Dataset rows
☆ ☆ ☆ ☆

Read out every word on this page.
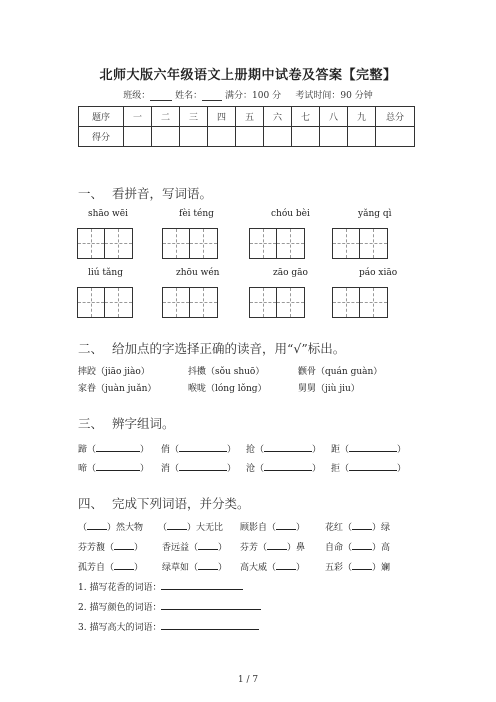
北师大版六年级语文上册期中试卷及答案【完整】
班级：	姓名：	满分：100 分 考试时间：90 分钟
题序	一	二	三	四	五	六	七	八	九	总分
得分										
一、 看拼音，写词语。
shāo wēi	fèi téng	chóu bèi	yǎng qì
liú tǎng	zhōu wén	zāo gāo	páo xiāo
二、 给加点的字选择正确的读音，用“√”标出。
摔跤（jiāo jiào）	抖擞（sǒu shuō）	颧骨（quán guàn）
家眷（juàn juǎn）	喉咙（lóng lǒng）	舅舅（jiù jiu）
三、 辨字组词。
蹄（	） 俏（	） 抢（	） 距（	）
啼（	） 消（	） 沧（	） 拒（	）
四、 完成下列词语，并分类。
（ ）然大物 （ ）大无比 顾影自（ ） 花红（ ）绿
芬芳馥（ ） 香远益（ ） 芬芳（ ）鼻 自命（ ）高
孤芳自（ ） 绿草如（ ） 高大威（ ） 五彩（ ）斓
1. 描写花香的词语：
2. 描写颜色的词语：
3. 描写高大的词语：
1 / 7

☆ ☆ ☆ ☆

### Problem description
Output the full set of records above without changing a word, and drop the images.

### Completed task
Read out every word on this page.
北师大版六年级语文上册期中试卷及答案【完整】
班级：	姓名：	满分：100 分 考试时间：90 分钟
题序	一	二	三	四	五	六	七	八	九	总分
得分										
一、 看拼音，写词语。
shāo wēi	fèi téng	chóu bèi	yǎng qì
liú tǎng	zhōu wén	zāo gāo	páo xiāo
二、 给加点的字选择正确的读音，用“√”标出。
摔跤（jiāo jiào）	抖擞（sǒu shuō）	颧骨（quán guàn）
家眷（juàn juǎn）	喉咙（lóng lǒng）	舅舅（jiù jiu）
三、 辨字组词。
蹄（	） 俏（	） 抢（	） 距（	）
啼（	） 消（	） 沧（	） 拒（	）
四、 完成下列词语，并分类。
（ ）然大物 （ ）大无比 顾影自（ ） 花红（ ）绿
芬芳馥（ ） 香远益（ ） 芬芳（ ）鼻 自命（ ）高
孤芳自（ ） 绿草如（ ） 高大威（ ） 五彩（ ）斓
1. 描写花香的词语：
2. 描写颜色的词语：
3. 描写高大的词语：
1 / 7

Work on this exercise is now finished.